» **SHORT PROBLEM**:
Retype the data below without altering anything.

(Dataset excerpts)
══════════
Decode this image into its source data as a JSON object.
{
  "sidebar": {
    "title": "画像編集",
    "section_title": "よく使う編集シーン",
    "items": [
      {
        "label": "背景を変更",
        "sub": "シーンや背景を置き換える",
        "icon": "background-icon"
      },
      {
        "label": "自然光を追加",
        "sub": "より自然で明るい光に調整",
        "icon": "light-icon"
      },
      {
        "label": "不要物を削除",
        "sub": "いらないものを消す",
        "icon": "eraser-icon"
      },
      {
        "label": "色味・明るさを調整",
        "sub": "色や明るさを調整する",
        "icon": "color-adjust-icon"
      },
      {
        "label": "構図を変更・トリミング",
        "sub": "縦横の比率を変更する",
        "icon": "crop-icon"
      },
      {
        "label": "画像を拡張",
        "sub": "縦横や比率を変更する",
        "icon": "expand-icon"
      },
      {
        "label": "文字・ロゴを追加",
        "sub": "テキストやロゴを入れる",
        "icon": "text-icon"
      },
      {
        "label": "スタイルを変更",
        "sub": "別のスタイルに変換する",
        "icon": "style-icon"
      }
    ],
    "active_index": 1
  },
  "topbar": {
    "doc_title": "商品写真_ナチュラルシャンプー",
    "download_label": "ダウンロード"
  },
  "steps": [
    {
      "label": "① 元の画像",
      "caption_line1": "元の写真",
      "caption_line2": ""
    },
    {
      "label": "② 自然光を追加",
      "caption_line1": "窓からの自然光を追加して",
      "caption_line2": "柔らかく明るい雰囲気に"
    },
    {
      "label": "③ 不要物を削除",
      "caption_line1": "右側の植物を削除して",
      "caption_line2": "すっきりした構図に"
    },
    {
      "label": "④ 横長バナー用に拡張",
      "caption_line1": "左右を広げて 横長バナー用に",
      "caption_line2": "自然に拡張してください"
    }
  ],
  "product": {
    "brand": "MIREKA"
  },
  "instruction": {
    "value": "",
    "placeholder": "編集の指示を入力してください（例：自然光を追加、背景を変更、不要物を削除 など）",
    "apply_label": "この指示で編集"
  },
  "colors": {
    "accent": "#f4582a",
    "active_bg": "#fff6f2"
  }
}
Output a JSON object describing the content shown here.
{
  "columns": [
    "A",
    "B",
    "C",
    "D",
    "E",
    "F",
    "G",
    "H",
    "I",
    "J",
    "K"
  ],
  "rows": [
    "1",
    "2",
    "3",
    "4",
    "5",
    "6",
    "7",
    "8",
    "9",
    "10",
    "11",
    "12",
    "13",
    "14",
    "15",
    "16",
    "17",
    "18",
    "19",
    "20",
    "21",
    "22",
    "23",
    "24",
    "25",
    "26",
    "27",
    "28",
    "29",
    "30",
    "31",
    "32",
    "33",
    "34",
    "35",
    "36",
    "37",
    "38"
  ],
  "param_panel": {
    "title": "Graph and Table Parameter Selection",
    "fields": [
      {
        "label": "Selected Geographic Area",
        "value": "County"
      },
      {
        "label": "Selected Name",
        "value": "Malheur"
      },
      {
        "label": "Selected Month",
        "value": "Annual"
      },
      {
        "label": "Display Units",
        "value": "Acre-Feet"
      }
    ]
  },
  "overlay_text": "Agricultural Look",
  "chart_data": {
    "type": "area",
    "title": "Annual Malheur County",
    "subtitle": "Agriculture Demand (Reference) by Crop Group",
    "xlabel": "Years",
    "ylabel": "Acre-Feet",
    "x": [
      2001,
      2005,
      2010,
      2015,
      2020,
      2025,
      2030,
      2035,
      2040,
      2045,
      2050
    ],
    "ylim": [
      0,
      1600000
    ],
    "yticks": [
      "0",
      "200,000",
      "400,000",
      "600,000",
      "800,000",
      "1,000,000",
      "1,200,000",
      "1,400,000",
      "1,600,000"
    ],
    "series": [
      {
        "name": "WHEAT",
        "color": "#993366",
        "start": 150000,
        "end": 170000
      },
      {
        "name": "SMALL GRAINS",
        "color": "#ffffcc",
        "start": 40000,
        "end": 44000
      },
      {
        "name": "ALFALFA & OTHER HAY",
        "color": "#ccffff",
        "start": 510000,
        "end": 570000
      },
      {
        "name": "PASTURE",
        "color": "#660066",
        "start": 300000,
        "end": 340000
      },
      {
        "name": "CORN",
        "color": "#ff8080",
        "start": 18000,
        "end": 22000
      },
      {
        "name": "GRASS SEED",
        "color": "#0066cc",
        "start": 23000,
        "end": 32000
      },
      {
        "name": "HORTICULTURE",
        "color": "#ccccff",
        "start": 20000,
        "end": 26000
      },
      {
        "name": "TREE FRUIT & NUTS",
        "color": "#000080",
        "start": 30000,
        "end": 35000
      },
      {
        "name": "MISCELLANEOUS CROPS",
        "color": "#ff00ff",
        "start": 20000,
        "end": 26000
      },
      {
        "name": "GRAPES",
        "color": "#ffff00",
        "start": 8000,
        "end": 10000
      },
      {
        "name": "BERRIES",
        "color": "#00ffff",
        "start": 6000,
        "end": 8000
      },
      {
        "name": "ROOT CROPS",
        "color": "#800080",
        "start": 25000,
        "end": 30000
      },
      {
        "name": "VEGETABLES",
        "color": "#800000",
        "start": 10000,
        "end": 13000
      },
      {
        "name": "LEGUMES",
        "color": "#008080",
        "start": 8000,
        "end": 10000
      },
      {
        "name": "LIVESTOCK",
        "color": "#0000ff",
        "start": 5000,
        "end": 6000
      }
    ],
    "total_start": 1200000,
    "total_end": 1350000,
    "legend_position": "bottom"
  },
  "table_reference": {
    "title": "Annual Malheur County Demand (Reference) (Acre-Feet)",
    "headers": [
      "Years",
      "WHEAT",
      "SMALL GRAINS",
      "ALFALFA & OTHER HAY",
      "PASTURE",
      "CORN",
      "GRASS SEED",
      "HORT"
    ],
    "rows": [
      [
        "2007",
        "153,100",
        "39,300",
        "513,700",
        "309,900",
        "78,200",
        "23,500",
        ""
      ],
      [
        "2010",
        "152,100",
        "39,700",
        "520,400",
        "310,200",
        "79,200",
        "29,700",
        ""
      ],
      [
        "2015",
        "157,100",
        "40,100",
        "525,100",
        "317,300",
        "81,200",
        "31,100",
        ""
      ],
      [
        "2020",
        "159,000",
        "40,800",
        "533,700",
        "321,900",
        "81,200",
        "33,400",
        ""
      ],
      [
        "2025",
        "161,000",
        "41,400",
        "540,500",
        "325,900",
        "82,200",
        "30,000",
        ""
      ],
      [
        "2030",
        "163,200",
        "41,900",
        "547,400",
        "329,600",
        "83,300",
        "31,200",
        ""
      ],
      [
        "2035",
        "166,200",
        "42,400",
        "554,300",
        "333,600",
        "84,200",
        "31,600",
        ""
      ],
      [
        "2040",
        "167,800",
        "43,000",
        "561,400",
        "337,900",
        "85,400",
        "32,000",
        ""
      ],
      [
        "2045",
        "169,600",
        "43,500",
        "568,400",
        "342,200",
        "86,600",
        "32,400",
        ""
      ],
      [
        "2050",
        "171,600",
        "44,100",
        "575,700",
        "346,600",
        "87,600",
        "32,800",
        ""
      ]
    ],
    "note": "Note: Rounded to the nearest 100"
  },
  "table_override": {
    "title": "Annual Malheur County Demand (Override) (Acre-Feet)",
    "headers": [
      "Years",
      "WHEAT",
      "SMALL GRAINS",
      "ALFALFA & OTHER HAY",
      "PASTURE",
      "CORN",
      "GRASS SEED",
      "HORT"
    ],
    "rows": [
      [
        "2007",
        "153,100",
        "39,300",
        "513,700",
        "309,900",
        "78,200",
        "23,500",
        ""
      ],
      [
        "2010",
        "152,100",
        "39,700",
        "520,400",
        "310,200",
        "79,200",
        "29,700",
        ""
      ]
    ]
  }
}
══════════
» **FULL ANSWER**:
Decode this image into its source data as a JSON object.
{
  "sidebar": {
    "title": "画像編集",
    "section_title": "よく使う編集シーン",
    "items": [
      {
        "label": "背景を変更",
        "sub": "シーンや背景を置き換える",
        "icon": "background-icon"
      },
      {
        "label": "自然光を追加",
        "sub": "より自然で明るい光に調整",
        "icon": "light-icon"
      },
      {
        "label": "不要物を削除",
        "sub": "いらないものを消す",
        "icon": "eraser-icon"
      },
      {
        "label": "色味・明るさを調整",
        "sub": "色や明るさを調整する",
        "icon": "color-adjust-icon"
      },
      {
        "label": "構図を変更・トリミング",
        "sub": "縦横の比率を変更する",
        "icon": "crop-icon"
      },
      {
        "label": "画像を拡張",
        "sub": "縦横や比率を変更する",
        "icon": "expand-icon"
      },
      {
        "label": "文字・ロゴを追加",
        "sub": "テキストやロゴを入れる",
        "icon": "text-icon"
      },
      {
        "label": "スタイルを変更",
        "sub": "別のスタイルに変換する",
        "icon": "style-icon"
      }
    ],
    "active_index": 1
  },
  "topbar": {
    "doc_title": "商品写真_ナチュラルシャンプー",
    "download_label": "ダウンロード"
  },
  "steps": [
    {
      "label": "① 元の画像",
      "caption_line1": "元の写真",
      "caption_line2": ""
    },
    {
      "label": "② 自然光を追加",
      "caption_line1": "窓からの自然光を追加して",
      "caption_line2": "柔らかく明るい雰囲気に"
    },
    {
      "label": "③ 不要物を削除",
      "caption_line1": "右側の植物を削除して",
      "caption_line2": "すっきりした構図に"
    },
    {
      "label": "④ 横長バナー用に拡張",
      "caption_line1": "左右を広げて 横長バナー用に",
      "caption_line2": "自然に拡張してください"
    }
  ],
  "product": {
    "brand": "MIREKA"
  },
  "instruction": {
    "value": "",
    "placeholder": "編集の指示を入力してください（例：自然光を追加、背景を変更、不要物を削除 など）",
    "apply_label": "この指示で編集"
  },
  "colors": {
    "accent": "#f4582a",
    "active_bg": "#fff6f2"
  }
}
Output a JSON object describing the content shown here.
{
  "columns": [
    "A",
    "B",
    "C",
    "D",
    "E",
    "F",
    "G",
    "H",
    "I",
    "J",
    "K"
  ],
  "rows": [
    "1",
    "2",
    "3",
    "4",
    "5",
    "6",
    "7",
    "8",
    "9",
    "10",
    "11",
    "12",
    "13",
    "14",
    "15",
    "16",
    "17",
    "18",
    "19",
    "20",
    "21",
    "22",
    "23",
    "24",
    "25",
    "26",
    "27",
    "28",
    "29",
    "30",
    "31",
    "32",
    "33",
    "34",
    "35",
    "36",
    "37",
    "38"
  ],
  "param_panel": {
    "title": "Graph and Table Parameter Selection",
    "fields": [
      {
        "label": "Selected Geographic Area",
        "value": "County"
      },
      {
        "label": "Selected Name",
        "value": "Malheur"
      },
      {
        "label": "Selected Month",
        "value": "Annual"
      },
      {
        "label": "Display Units",
        "value": "Acre-Feet"
      }
    ]
  },
  "overlay_text": "Agricultural Look",
  "chart_data": {
    "type": "area",
    "title": "Annual Malheur County",
    "subtitle": "Agriculture Demand (Reference) by Crop Group",
    "xlabel": "Years",
    "ylabel": "Acre-Feet",
    "x": [
      2001,
      2005,
      2010,
      2015,
      2020,
      2025,
      2030,
      2035,
      2040,
      2045,
      2050
    ],
    "ylim": [
      0,
      1600000
    ],
    "yticks": [
      "0",
      "200,000",
      "400,000",
      "600,000",
      "800,000",
      "1,000,000",
      "1,200,000",
      "1,400,000",
      "1,600,000"
    ],
    "series": [
      {
        "name": "WHEAT",
        "color": "#993366",
        "start": 150000,
        "end": 170000
      },
      {
        "name": "SMALL GRAINS",
        "color": "#ffffcc",
        "start": 40000,
        "end": 44000
      },
      {
        "name": "ALFALFA & OTHER HAY",
        "color": "#ccffff",
        "start": 510000,
        "end": 570000
      },
      {
        "name": "PASTURE",
        "color": "#660066",
        "start": 300000,
        "end": 340000
      },
      {
        "name": "CORN",
        "color": "#ff8080",
        "start": 18000,
        "end": 22000
      },
      {
        "name": "GRASS SEED",
        "color": "#0066cc",
        "start": 23000,
        "end": 32000
      },
      {
        "name": "HORTICULTURE",
        "color": "#ccccff",
        "start": 20000,
        "end": 26000
      },
      {
        "name": "TREE FRUIT & NUTS",
        "color": "#000080",
        "start": 30000,
        "end": 35000
      },
      {
        "name": "MISCELLANEOUS CROPS",
        "color": "#ff00ff",
        "start": 20000,
        "end": 26000
      },
      {
        "name": "GRAPES",
        "color": "#ffff00",
        "start": 8000,
        "end": 10000
      },
      {
        "name": "BERRIES",
        "color": "#00ffff",
        "start": 6000,
        "end": 8000
      },
      {
        "name": "ROOT CROPS",
        "color": "#800080",
        "start": 25000,
        "end": 30000
      },
      {
        "name": "VEGETABLES",
        "color": "#800000",
        "start": 10000,
        "end": 13000
      },
      {
        "name": "LEGUMES",
        "color": "#008080",
        "start": 8000,
        "end": 10000
      },
      {
        "name": "LIVESTOCK",
        "color": "#0000ff",
        "start": 5000,
        "end": 6000
      }
    ],
    "total_start": 1200000,
    "total_end": 1350000,
    "legend_position": "bottom"
  },
  "table_reference": {
    "title": "Annual Malheur County Demand (Reference) (Acre-Feet)",
    "headers": [
      "Years",
      "WHEAT",
      "SMALL GRAINS",
      "ALFALFA & OTHER HAY",
      "PASTURE",
      "CORN",
      "GRASS SEED",
      "HORT"
    ],
    "rows": [
      [
        "2007",
        "153,100",
        "39,300",
        "513,700",
        "309,900",
        "78,200",
        "23,500",
        ""
      ],
      [
        "2010",
        "152,100",
        "39,700",
        "520,400",
        "310,200",
        "79,200",
        "29,700",
        ""
      ],
      [
        "2015",
        "157,100",
        "40,100",
        "525,100",
        "317,300",
        "81,200",
        "31,100",
        ""
      ],
      [
        "2020",
        "159,000",
        "40,800",
        "533,700",
        "321,900",
        "81,200",
        "33,400",
        ""
      ],
      [
        "2025",
        "161,000",
        "41,400",
        "540,500",
        "325,900",
        "82,200",
        "30,000",
        ""
      ],
      [
        "2030",
        "163,200",
        "41,900",
        "547,400",
        "329,600",
        "83,300",
        "31,200",
        ""
      ],
      [
        "2035",
        "166,200",
        "42,400",
        "554,300",
        "333,600",
        "84,200",
        "31,600",
        ""
      ],
      [
        "2040",
        "167,800",
        "43,000",
        "561,400",
        "337,900",
        "85,400",
        "32,000",
        ""
      ],
      [
        "2045",
        "169,600",
        "43,500",
        "568,400",
        "342,200",
        "86,600",
        "32,400",
        ""
      ],
      [
        "2050",
        "171,600",
        "44,100",
        "575,700",
        "346,600",
        "87,600",
        "32,800",
        ""
      ]
    ],
    "note": "Note: Rounded to the nearest 100"
  },
  "table_override": {
    "title": "Annual Malheur County Demand (Override) (Acre-Feet)",
    "headers": [
      "Years",
      "WHEAT",
      "SMALL GRAINS",
      "ALFALFA & OTHER HAY",
      "PASTURE",
      "CORN",
      "GRASS SEED",
      "HORT"
    ],
    "rows": [
      [
        "2007",
        "153,100",
        "39,300",
        "513,700",
        "309,900",
        "78,200",
        "23,500",
        ""
      ],
      [
        "2010",
        "152,100",
        "39,700",
        "520,400",
        "310,200",
        "79,200",
        "29,700",
        ""
      ]
    ]
  }
}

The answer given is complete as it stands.